=== Exercise material ===

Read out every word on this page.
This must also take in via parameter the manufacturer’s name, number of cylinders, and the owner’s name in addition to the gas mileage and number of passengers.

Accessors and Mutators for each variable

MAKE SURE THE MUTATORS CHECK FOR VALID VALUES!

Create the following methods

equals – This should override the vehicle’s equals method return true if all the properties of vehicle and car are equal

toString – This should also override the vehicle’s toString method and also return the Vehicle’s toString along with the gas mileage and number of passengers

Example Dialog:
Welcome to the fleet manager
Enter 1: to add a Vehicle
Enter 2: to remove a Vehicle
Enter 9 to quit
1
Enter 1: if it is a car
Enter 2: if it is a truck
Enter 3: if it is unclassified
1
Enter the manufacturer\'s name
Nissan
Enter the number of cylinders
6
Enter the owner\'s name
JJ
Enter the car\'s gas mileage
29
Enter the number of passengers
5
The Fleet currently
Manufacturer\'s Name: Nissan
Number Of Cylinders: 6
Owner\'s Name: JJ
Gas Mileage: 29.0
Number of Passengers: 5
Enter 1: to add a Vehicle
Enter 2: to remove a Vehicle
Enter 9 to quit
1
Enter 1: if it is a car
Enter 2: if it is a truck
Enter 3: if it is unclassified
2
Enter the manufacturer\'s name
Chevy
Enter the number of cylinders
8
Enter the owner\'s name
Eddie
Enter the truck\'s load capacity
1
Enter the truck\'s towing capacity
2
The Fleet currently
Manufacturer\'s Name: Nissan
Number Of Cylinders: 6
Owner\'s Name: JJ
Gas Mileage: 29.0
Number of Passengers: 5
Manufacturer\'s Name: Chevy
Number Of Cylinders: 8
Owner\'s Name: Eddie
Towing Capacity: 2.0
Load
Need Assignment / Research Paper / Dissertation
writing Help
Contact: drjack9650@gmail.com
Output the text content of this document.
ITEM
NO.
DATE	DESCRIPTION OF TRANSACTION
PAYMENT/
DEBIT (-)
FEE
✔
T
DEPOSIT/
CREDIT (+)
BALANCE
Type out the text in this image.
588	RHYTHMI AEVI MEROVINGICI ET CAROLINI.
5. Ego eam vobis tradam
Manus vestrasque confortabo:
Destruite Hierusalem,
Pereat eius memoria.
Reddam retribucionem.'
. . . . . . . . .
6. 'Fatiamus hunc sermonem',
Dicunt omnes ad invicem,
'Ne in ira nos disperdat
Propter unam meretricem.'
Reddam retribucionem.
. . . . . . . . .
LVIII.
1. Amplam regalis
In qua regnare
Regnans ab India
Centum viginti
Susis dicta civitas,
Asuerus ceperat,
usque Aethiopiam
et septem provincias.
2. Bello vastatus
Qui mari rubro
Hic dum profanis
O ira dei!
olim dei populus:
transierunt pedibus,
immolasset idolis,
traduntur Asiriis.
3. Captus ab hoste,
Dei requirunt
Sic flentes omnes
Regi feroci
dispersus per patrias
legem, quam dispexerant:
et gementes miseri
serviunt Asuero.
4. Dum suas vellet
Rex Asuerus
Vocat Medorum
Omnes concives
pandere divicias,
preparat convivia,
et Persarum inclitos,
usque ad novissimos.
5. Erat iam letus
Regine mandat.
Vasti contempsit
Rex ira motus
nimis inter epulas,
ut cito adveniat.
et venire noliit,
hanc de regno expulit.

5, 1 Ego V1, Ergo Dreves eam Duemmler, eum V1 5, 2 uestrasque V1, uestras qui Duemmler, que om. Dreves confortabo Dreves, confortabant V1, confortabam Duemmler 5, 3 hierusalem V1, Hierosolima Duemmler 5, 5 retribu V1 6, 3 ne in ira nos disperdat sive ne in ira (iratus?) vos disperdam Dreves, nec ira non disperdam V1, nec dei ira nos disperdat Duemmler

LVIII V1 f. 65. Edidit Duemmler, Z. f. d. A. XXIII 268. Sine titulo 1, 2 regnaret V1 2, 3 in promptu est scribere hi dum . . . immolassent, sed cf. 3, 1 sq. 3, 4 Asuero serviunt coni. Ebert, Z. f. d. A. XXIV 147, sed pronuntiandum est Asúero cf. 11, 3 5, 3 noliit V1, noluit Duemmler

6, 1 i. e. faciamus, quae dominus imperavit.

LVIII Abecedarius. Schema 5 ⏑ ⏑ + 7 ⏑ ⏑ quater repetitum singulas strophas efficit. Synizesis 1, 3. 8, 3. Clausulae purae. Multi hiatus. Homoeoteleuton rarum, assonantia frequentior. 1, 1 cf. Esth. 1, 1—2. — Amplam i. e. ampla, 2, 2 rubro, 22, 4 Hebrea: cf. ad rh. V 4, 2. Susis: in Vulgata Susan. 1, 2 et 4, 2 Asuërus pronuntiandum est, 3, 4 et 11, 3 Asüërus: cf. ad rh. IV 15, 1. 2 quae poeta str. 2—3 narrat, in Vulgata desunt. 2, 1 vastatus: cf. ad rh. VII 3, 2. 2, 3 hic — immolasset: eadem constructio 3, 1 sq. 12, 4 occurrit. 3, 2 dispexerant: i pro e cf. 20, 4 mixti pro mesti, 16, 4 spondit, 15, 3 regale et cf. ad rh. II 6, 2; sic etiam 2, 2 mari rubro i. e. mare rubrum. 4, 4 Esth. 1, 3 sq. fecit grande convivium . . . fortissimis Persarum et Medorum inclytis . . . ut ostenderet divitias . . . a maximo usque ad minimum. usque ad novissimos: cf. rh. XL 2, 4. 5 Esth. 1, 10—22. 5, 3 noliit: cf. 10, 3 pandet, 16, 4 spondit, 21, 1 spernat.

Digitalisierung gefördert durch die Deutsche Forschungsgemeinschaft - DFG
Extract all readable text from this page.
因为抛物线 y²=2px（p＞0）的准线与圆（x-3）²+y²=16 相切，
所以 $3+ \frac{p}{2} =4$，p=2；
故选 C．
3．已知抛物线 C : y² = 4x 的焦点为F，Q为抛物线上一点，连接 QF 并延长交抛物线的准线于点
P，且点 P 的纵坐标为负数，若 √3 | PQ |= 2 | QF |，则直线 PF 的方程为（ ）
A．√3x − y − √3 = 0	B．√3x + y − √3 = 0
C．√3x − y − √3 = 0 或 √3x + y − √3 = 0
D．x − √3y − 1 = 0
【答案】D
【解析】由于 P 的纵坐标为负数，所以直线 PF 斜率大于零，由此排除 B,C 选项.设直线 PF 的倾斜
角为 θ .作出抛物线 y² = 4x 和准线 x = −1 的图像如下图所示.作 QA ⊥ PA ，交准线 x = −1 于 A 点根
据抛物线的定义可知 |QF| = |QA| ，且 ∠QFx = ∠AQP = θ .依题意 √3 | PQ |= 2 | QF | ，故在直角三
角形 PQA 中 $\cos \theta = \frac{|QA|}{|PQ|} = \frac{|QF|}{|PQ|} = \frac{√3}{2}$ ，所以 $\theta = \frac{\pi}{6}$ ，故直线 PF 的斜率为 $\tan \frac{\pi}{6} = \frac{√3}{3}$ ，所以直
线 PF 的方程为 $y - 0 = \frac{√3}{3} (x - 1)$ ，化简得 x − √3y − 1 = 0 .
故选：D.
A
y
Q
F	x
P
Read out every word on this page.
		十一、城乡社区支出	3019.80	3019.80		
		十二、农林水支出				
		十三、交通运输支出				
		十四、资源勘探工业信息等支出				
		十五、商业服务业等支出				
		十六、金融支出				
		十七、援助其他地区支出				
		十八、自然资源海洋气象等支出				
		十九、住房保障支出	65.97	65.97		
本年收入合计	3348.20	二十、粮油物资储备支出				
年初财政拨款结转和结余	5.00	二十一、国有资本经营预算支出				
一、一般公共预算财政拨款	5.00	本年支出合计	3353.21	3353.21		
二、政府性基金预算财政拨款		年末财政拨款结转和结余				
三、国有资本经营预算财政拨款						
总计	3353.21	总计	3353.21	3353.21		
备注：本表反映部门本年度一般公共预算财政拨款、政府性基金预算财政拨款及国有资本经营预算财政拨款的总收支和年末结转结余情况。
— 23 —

===

_Problem to work on_
Pick out every line holding the string "quae" and return it.

_The answer_
6, 1 i. e. faciamus, quae dominus imperavit.
LVIII Abecedarius. Schema 5 ⏑ ⏑ + 7 ⏑ ⏑ quater repetitum singulas strophas efficit. Synizesis 1, 3. 8, 3. Clausulae purae. Multi hiatus. Homoeoteleuton rarum, assonantia frequentior. 1, 1 cf. Esth. 1, 1—2. — Amplam i. e. ampla, 2, 2 rubro, 22, 4 Hebrea: cf. ad rh. V 4, 2. Susis: in Vulgata Susan. 1, 2 et 4, 2 Asuërus pronuntiandum est, 3, 4 et 11, 3 Asüërus: cf. ad rh. IV 15, 1. 2 quae poeta str. 2—3 narrat, in Vulgata desunt. 2, 1 vastatus: cf. ad rh. VII 3, 2. 2, 3 hic — immolasset: eadem constructio 3, 1 sq. 12, 4 occurrit. 3, 2 dispexerant: i pro e cf. 20, 4 mixti pro mesti, 16, 4 spondit, 15, 3 regale et cf. ad rh. II 6, 2; sic etiam 2, 2 mari rubro i. e. mare rubrum. 4, 4 Esth. 1, 3 sq. fecit grande convivium . . . fortissimis Persarum et Medorum inclytis . . . ut ostenderet divitias . . . a maximo usque ad minimum. usque ad novissimos: cf. rh. XL 2, 4. 5 Esth. 1, 10—22. 5, 3 noliit: cf. 10, 3 pandet, 16, 4 spondit, 21, 1 spernat.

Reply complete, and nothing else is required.